• _Exercise_
Reproduce the records below exactly as they appear.

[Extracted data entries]

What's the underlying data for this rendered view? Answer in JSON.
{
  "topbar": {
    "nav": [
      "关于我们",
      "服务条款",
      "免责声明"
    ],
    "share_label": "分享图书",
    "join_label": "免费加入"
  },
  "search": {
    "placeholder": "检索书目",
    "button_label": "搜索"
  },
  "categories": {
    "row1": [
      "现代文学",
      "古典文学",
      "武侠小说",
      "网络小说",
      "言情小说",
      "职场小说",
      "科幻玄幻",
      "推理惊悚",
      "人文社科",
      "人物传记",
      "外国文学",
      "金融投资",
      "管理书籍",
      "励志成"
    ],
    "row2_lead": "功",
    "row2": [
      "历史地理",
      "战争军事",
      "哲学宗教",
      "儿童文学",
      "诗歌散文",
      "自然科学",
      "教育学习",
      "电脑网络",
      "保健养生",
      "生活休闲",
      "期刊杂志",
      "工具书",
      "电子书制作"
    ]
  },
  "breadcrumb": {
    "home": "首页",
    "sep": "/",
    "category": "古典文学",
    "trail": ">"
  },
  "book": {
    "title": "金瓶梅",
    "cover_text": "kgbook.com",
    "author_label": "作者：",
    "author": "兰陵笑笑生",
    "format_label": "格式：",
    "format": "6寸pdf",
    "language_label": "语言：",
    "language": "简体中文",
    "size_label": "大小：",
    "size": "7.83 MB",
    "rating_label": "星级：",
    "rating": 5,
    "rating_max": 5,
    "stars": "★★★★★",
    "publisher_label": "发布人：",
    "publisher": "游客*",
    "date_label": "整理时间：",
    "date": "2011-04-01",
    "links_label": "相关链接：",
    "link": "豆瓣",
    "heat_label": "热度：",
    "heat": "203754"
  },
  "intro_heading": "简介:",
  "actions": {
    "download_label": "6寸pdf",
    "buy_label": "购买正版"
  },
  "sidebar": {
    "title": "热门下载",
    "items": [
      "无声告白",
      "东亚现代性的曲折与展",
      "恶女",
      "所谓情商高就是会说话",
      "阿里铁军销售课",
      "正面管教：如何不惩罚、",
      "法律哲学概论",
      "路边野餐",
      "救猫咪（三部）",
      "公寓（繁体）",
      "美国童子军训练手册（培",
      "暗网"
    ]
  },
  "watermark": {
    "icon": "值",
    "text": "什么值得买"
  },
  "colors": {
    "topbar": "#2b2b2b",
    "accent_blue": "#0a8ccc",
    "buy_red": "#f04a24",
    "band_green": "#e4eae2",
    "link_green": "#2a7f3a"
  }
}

• _Output of the exercise_
What's the underlying data for this rendered view? Answer in JSON.
{
  "topbar": {
    "nav": [
      "关于我们",
      "服务条款",
      "免责声明"
    ],
    "share_label": "分享图书",
    "join_label": "免费加入"
  },
  "search": {
    "placeholder": "检索书目",
    "button_label": "搜索"
  },
  "categories": {
    "row1": [
      "现代文学",
      "古典文学",
      "武侠小说",
      "网络小说",
      "言情小说",
      "职场小说",
      "科幻玄幻",
      "推理惊悚",
      "人文社科",
      "人物传记",
      "外国文学",
      "金融投资",
      "管理书籍",
      "励志成"
    ],
    "row2_lead": "功",
    "row2": [
      "历史地理",
      "战争军事",
      "哲学宗教",
      "儿童文学",
      "诗歌散文",
      "自然科学",
      "教育学习",
      "电脑网络",
      "保健养生",
      "生活休闲",
      "期刊杂志",
      "工具书",
      "电子书制作"
    ]
  },
  "breadcrumb": {
    "home": "首页",
    "sep": "/",
    "category": "古典文学",
    "trail": ">"
  },
  "book": {
    "title": "金瓶梅",
    "cover_text": "kgbook.com",
    "author_label": "作者：",
    "author": "兰陵笑笑生",
    "format_label": "格式：",
    "format": "6寸pdf",
    "language_label": "语言：",
    "language": "简体中文",
    "size_label": "大小：",
    "size": "7.83 MB",
    "rating_label": "星级：",
    "rating": 5,
    "rating_max": 5,
    "stars": "★★★★★",
    "publisher_label": "发布人：",
    "publisher": "游客*",
    "date_label": "整理时间：",
    "date": "2011-04-01",
    "links_label": "相关链接：",
    "link": "豆瓣",
    "heat_label": "热度：",
    "heat": "203754"
  },
  "intro_heading": "简介:",
  "actions": {
    "download_label": "6寸pdf",
    "buy_label": "购买正版"
  },
  "sidebar": {
    "title": "热门下载",
    "items": [
      "无声告白",
      "东亚现代性的曲折与展",
      "恶女",
      "所谓情商高就是会说话",
      "阿里铁军销售课",
      "正面管教：如何不惩罚、",
      "法律哲学概论",
      "路边野餐",
      "救猫咪（三部）",
      "公寓（繁体）",
      "美国童子军训练手册（培",
      "暗网"
    ]
  },
  "watermark": {
    "icon": "值",
    "text": "什么值得买"
  },
  "colors": {
    "topbar": "#2b2b2b",
    "accent_blue": "#0a8ccc",
    "buy_red": "#f04a24",
    "band_green": "#e4eae2",
    "link_green": "#2a7f3a"
  }
}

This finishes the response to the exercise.